• **REQUEST**: Exactly as given, repeat all of the entries.

==== INFORMATION PROVIDED ====

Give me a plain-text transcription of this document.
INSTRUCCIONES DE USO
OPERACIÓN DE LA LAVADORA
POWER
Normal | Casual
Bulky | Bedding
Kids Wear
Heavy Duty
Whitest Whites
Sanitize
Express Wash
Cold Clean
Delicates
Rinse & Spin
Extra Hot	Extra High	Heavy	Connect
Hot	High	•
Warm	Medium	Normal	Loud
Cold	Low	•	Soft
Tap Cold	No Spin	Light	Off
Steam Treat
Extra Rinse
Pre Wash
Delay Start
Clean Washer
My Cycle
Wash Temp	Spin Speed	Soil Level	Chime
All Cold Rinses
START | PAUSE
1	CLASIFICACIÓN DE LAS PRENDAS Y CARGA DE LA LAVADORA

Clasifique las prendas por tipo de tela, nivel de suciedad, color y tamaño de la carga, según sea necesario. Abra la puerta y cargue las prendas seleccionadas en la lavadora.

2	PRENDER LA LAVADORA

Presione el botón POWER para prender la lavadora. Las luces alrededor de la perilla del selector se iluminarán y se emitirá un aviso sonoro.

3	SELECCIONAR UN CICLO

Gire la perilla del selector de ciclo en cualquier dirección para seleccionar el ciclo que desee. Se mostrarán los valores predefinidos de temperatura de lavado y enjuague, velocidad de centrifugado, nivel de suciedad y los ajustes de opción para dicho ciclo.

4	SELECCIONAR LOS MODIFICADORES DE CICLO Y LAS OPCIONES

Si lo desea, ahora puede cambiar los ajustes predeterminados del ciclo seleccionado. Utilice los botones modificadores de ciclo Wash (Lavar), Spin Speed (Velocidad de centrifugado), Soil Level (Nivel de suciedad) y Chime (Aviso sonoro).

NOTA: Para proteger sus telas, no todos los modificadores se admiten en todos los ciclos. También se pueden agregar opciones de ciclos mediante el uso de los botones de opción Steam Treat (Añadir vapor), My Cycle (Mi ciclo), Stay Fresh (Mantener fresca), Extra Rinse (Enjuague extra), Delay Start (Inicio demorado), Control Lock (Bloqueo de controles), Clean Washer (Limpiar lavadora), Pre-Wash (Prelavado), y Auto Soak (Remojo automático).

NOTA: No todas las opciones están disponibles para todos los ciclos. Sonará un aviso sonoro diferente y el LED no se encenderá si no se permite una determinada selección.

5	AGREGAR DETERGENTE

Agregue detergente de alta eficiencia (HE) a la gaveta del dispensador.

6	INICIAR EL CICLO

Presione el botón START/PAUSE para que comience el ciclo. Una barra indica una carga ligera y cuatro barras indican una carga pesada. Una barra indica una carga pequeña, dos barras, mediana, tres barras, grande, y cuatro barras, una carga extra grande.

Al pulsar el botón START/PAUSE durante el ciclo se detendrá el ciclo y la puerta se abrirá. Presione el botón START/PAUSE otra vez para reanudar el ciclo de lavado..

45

====

• **OUTPUT OF THE EXERCISE**:
Give me a plain-text transcription of this document.
INSTRUCCIONES DE USO
OPERACIÓN DE LA LAVADORA
POWER
Normal | Casual
Bulky | Bedding
Kids Wear
Heavy Duty
Whitest Whites
Sanitize
Express Wash
Cold Clean
Delicates
Rinse & Spin
Extra Hot	Extra High	Heavy	Connect
Hot	High	•
Warm	Medium	Normal	Loud
Cold	Low	•	Soft
Tap Cold	No Spin	Light	Off
Steam Treat
Extra Rinse
Pre Wash
Delay Start
Clean Washer
My Cycle
Wash Temp	Spin Speed	Soil Level	Chime
All Cold Rinses
START | PAUSE
1	CLASIFICACIÓN DE LAS PRENDAS Y CARGA DE LA LAVADORA

Clasifique las prendas por tipo de tela, nivel de suciedad, color y tamaño de la carga, según sea necesario. Abra la puerta y cargue las prendas seleccionadas en la lavadora.

2	PRENDER LA LAVADORA

Presione el botón POWER para prender la lavadora. Las luces alrededor de la perilla del selector se iluminarán y se emitirá un aviso sonoro.

3	SELECCIONAR UN CICLO

Gire la perilla del selector de ciclo en cualquier dirección para seleccionar el ciclo que desee. Se mostrarán los valores predefinidos de temperatura de lavado y enjuague, velocidad de centrifugado, nivel de suciedad y los ajustes de opción para dicho ciclo.

4	SELECCIONAR LOS MODIFICADORES DE CICLO Y LAS OPCIONES

Si lo desea, ahora puede cambiar los ajustes predeterminados del ciclo seleccionado. Utilice los botones modificadores de ciclo Wash (Lavar), Spin Speed (Velocidad de centrifugado), Soil Level (Nivel de suciedad) y Chime (Aviso sonoro).

NOTA: Para proteger sus telas, no todos los modificadores se admiten en todos los ciclos. También se pueden agregar opciones de ciclos mediante el uso de los botones de opción Steam Treat (Añadir vapor), My Cycle (Mi ciclo), Stay Fresh (Mantener fresca), Extra Rinse (Enjuague extra), Delay Start (Inicio demorado), Control Lock (Bloqueo de controles), Clean Washer (Limpiar lavadora), Pre-Wash (Prelavado), y Auto Soak (Remojo automático).

NOTA: No todas las opciones están disponibles para todos los ciclos. Sonará un aviso sonoro diferente y el LED no se encenderá si no se permite una determinada selección.

5	AGREGAR DETERGENTE

Agregue detergente de alta eficiencia (HE) a la gaveta del dispensador.

6	INICIAR EL CICLO

Presione el botón START/PAUSE para que comience el ciclo. Una barra indica una carga ligera y cuatro barras indican una carga pesada. Una barra indica una carga pequeña, dos barras, mediana, tres barras, grande, y cuatro barras, una carga extra grande.

Al pulsar el botón START/PAUSE durante el ciclo se detendrá el ciclo y la puerta se abrirá. Presione el botón START/PAUSE otra vez para reanudar el ciclo de lavado..

45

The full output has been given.